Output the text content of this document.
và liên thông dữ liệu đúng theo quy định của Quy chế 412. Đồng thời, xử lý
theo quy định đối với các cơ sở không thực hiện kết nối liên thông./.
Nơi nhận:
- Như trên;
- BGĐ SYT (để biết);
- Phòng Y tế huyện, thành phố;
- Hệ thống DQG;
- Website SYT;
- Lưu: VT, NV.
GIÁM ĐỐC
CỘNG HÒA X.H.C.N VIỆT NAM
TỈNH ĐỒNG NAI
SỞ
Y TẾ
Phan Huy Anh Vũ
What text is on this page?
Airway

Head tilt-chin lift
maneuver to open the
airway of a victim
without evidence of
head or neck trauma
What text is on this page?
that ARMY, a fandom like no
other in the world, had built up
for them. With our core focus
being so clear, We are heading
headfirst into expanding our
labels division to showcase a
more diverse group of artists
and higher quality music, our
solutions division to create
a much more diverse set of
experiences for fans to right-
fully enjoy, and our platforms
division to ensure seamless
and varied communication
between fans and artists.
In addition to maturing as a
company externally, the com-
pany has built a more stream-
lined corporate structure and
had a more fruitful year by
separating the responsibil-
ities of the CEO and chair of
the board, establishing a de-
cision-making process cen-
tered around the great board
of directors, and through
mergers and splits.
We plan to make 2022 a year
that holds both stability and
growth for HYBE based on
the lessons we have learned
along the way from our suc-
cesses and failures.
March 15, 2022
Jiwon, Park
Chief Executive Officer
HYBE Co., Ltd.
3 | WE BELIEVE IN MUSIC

------------------------------------------------------------

EXERCISE:
Copy out each line in the listing that has the word "built".

SOLUTION FOR THIS TASK:
other in the world, had built up
pany has built a more stream-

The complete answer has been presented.